** start Input for this task **
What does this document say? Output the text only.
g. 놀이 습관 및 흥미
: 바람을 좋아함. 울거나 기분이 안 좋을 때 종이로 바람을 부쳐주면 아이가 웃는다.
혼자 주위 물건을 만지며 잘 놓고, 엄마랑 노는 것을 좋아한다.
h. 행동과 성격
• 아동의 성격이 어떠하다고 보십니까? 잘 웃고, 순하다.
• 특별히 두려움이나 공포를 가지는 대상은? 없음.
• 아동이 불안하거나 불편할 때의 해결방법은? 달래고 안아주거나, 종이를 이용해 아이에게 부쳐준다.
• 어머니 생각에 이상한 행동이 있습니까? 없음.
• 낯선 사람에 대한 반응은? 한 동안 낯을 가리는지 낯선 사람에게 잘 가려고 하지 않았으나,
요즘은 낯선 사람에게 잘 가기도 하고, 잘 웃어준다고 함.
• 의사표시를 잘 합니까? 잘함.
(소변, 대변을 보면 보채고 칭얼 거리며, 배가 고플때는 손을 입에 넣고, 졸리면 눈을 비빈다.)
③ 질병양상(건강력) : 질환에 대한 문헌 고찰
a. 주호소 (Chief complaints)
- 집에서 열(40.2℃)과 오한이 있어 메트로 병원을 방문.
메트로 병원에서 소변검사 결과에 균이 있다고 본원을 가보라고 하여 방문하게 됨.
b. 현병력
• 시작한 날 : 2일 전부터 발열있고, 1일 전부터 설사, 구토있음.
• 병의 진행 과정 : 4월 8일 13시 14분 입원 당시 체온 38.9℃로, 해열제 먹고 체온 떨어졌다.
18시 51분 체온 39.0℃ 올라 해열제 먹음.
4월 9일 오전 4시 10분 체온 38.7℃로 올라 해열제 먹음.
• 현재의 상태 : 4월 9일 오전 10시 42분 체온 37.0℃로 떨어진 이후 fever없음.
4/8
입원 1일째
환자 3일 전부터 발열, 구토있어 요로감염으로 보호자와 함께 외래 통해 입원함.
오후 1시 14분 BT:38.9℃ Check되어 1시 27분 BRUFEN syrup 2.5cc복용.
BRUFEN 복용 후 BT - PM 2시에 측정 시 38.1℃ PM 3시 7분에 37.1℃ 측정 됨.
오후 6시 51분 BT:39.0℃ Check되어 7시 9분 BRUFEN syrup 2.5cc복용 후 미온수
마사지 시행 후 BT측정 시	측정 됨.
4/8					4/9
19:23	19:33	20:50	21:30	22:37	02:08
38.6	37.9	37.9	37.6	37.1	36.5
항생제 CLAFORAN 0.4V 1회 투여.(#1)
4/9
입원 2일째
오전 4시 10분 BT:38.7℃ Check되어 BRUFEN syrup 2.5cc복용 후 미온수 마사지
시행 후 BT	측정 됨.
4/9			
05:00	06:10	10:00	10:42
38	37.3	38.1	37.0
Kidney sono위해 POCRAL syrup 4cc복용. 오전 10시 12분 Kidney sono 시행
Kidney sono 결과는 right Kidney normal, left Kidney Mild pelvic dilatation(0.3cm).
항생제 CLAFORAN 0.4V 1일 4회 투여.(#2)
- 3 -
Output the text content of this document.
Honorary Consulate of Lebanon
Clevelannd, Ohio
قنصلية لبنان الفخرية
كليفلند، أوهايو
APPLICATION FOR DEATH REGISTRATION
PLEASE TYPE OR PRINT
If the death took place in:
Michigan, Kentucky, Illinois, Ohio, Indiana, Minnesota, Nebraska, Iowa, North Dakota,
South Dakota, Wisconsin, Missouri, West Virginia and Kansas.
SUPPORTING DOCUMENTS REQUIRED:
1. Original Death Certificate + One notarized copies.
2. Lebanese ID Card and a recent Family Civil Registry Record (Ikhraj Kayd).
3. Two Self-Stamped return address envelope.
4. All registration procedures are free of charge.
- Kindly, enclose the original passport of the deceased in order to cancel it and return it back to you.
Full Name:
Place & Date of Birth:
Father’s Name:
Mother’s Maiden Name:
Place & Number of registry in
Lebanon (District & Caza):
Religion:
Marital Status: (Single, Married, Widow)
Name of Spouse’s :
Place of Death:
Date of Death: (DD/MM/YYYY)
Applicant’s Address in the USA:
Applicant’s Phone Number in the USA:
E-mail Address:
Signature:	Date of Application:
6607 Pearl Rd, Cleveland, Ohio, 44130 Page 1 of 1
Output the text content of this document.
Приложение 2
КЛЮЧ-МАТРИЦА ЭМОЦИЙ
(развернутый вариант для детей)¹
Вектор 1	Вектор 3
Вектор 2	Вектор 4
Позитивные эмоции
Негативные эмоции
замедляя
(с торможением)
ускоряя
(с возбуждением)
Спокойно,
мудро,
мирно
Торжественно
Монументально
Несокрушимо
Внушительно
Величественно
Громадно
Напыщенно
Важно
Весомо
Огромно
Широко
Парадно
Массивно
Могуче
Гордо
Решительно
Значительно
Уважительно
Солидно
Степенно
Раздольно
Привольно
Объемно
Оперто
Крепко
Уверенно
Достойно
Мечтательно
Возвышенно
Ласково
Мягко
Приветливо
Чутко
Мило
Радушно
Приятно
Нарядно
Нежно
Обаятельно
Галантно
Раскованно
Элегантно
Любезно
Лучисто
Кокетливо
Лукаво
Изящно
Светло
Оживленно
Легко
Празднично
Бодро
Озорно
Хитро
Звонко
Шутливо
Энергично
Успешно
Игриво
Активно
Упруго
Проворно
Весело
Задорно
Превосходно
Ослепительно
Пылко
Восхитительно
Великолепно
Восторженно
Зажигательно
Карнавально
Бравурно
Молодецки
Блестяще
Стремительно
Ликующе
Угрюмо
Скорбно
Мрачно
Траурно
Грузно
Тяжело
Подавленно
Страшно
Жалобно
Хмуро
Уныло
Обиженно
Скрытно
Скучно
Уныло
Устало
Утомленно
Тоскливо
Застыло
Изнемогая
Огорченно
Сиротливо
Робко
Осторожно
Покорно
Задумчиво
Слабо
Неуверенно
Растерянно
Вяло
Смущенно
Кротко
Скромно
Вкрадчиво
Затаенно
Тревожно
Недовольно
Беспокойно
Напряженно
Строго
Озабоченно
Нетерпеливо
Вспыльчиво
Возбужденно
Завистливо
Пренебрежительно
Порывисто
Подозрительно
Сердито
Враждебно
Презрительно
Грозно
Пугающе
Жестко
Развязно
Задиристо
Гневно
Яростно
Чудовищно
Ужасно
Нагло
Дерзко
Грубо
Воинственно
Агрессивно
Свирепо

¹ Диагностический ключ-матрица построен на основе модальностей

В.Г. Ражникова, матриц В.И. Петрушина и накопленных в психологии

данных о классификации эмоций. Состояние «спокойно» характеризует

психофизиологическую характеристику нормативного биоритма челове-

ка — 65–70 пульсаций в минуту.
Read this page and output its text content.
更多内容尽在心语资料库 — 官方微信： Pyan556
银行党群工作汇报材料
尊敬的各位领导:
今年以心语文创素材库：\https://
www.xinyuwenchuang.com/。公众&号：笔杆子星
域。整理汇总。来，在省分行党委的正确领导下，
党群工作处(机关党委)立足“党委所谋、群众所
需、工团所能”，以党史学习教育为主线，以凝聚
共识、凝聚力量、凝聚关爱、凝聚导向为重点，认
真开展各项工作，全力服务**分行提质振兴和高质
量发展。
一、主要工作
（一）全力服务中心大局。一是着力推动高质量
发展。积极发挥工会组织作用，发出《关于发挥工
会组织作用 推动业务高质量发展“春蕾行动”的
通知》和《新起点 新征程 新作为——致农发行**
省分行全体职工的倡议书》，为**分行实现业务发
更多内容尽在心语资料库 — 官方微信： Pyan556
** end Input for this task **
» **Aim**
Print the material once more, exactly.

» **Full answer**
What does this document say? Output the text only.
g. 놀이 습관 및 흥미
: 바람을 좋아함. 울거나 기분이 안 좋을 때 종이로 바람을 부쳐주면 아이가 웃는다.
혼자 주위 물건을 만지며 잘 놓고, 엄마랑 노는 것을 좋아한다.
h. 행동과 성격
• 아동의 성격이 어떠하다고 보십니까? 잘 웃고, 순하다.
• 특별히 두려움이나 공포를 가지는 대상은? 없음.
• 아동이 불안하거나 불편할 때의 해결방법은? 달래고 안아주거나, 종이를 이용해 아이에게 부쳐준다.
• 어머니 생각에 이상한 행동이 있습니까? 없음.
• 낯선 사람에 대한 반응은? 한 동안 낯을 가리는지 낯선 사람에게 잘 가려고 하지 않았으나,
요즘은 낯선 사람에게 잘 가기도 하고, 잘 웃어준다고 함.
• 의사표시를 잘 합니까? 잘함.
(소변, 대변을 보면 보채고 칭얼 거리며, 배가 고플때는 손을 입에 넣고, 졸리면 눈을 비빈다.)
③ 질병양상(건강력) : 질환에 대한 문헌 고찰
a. 주호소 (Chief complaints)
- 집에서 열(40.2℃)과 오한이 있어 메트로 병원을 방문.
메트로 병원에서 소변검사 결과에 균이 있다고 본원을 가보라고 하여 방문하게 됨.
b. 현병력
• 시작한 날 : 2일 전부터 발열있고, 1일 전부터 설사, 구토있음.
• 병의 진행 과정 : 4월 8일 13시 14분 입원 당시 체온 38.9℃로, 해열제 먹고 체온 떨어졌다.
18시 51분 체온 39.0℃ 올라 해열제 먹음.
4월 9일 오전 4시 10분 체온 38.7℃로 올라 해열제 먹음.
• 현재의 상태 : 4월 9일 오전 10시 42분 체온 37.0℃로 떨어진 이후 fever없음.
4/8
입원 1일째
환자 3일 전부터 발열, 구토있어 요로감염으로 보호자와 함께 외래 통해 입원함.
오후 1시 14분 BT:38.9℃ Check되어 1시 27분 BRUFEN syrup 2.5cc복용.
BRUFEN 복용 후 BT - PM 2시에 측정 시 38.1℃ PM 3시 7분에 37.1℃ 측정 됨.
오후 6시 51분 BT:39.0℃ Check되어 7시 9분 BRUFEN syrup 2.5cc복용 후 미온수
마사지 시행 후 BT측정 시	측정 됨.
4/8					4/9
19:23	19:33	20:50	21:30	22:37	02:08
38.6	37.9	37.9	37.6	37.1	36.5
항생제 CLAFORAN 0.4V 1회 투여.(#1)
4/9
입원 2일째
오전 4시 10분 BT:38.7℃ Check되어 BRUFEN syrup 2.5cc복용 후 미온수 마사지
시행 후 BT	측정 됨.
4/9			
05:00	06:10	10:00	10:42
38	37.3	38.1	37.0
Kidney sono위해 POCRAL syrup 4cc복용. 오전 10시 12분 Kidney sono 시행
Kidney sono 결과는 right Kidney normal, left Kidney Mild pelvic dilatation(0.3cm).
항생제 CLAFORAN 0.4V 1일 4회 투여.(#2)
- 3 -
Output the text content of this document.
Honorary Consulate of Lebanon
Clevelannd, Ohio
قنصلية لبنان الفخرية
كليفلند، أوهايو
APPLICATION FOR DEATH REGISTRATION
PLEASE TYPE OR PRINT
If the death took place in:
Michigan, Kentucky, Illinois, Ohio, Indiana, Minnesota, Nebraska, Iowa, North Dakota,
South Dakota, Wisconsin, Missouri, West Virginia and Kansas.
SUPPORTING DOCUMENTS REQUIRED:
1. Original Death Certificate + One notarized copies.
2. Lebanese ID Card and a recent Family Civil Registry Record (Ikhraj Kayd).
3. Two Self-Stamped return address envelope.
4. All registration procedures are free of charge.
- Kindly, enclose the original passport of the deceased in order to cancel it and return it back to you.
Full Name:
Place & Date of Birth:
Father’s Name:
Mother’s Maiden Name:
Place & Number of registry in
Lebanon (District & Caza):
Religion:
Marital Status: (Single, Married, Widow)
Name of Spouse’s :
Place of Death:
Date of Death: (DD/MM/YYYY)
Applicant’s Address in the USA:
Applicant’s Phone Number in the USA:
E-mail Address:
Signature:	Date of Application:
6607 Pearl Rd, Cleveland, Ohio, 44130 Page 1 of 1
Output the text content of this document.
Приложение 2
КЛЮЧ-МАТРИЦА ЭМОЦИЙ
(развернутый вариант для детей)¹
Вектор 1	Вектор 3
Вектор 2	Вектор 4
Позитивные эмоции
Негативные эмоции
замедляя
(с торможением)
ускоряя
(с возбуждением)
Спокойно,
мудро,
мирно
Торжественно
Монументально
Несокрушимо
Внушительно
Величественно
Громадно
Напыщенно
Важно
Весомо
Огромно
Широко
Парадно
Массивно
Могуче
Гордо
Решительно
Значительно
Уважительно
Солидно
Степенно
Раздольно
Привольно
Объемно
Оперто
Крепко
Уверенно
Достойно
Мечтательно
Возвышенно
Ласково
Мягко
Приветливо
Чутко
Мило
Радушно
Приятно
Нарядно
Нежно
Обаятельно
Галантно
Раскованно
Элегантно
Любезно
Лучисто
Кокетливо
Лукаво
Изящно
Светло
Оживленно
Легко
Празднично
Бодро
Озорно
Хитро
Звонко
Шутливо
Энергично
Успешно
Игриво
Активно
Упруго
Проворно
Весело
Задорно
Превосходно
Ослепительно
Пылко
Восхитительно
Великолепно
Восторженно
Зажигательно
Карнавально
Бравурно
Молодецки
Блестяще
Стремительно
Ликующе
Угрюмо
Скорбно
Мрачно
Траурно
Грузно
Тяжело
Подавленно
Страшно
Жалобно
Хмуро
Уныло
Обиженно
Скрытно
Скучно
Уныло
Устало
Утомленно
Тоскливо
Застыло
Изнемогая
Огорченно
Сиротливо
Робко
Осторожно
Покорно
Задумчиво
Слабо
Неуверенно
Растерянно
Вяло
Смущенно
Кротко
Скромно
Вкрадчиво
Затаенно
Тревожно
Недовольно
Беспокойно
Напряженно
Строго
Озабоченно
Нетерпеливо
Вспыльчиво
Возбужденно
Завистливо
Пренебрежительно
Порывисто
Подозрительно
Сердито
Враждебно
Презрительно
Грозно
Пугающе
Жестко
Развязно
Задиристо
Гневно
Яростно
Чудовищно
Ужасно
Нагло
Дерзко
Грубо
Воинственно
Агрессивно
Свирепо

¹ Диагностический ключ-матрица построен на основе модальностей

В.Г. Ражникова, матриц В.И. Петрушина и накопленных в психологии

данных о классификации эмоций. Состояние «спокойно» характеризует

психофизиологическую характеристику нормативного биоритма челове-

ка — 65–70 пульсаций в минуту.
Read this page and output its text content.
更多内容尽在心语资料库 — 官方微信： Pyan556
银行党群工作汇报材料
尊敬的各位领导:
今年以心语文创素材库：\https://
www.xinyuwenchuang.com/。公众&号：笔杆子星
域。整理汇总。来，在省分行党委的正确领导下，
党群工作处(机关党委)立足“党委所谋、群众所
需、工团所能”，以党史学习教育为主线，以凝聚
共识、凝聚力量、凝聚关爱、凝聚导向为重点，认
真开展各项工作，全力服务**分行提质振兴和高质
量发展。
一、主要工作
（一）全力服务中心大局。一是着力推动高质量
发展。积极发挥工会组织作用，发出《关于发挥工
会组织作用 推动业务高质量发展“春蕾行动”的
通知》和《新起点 新征程 新作为——致农发行**
省分行全体职工的倡议书》，为**分行实现业务发
更多内容尽在心语资料库 — 官方微信： Pyan556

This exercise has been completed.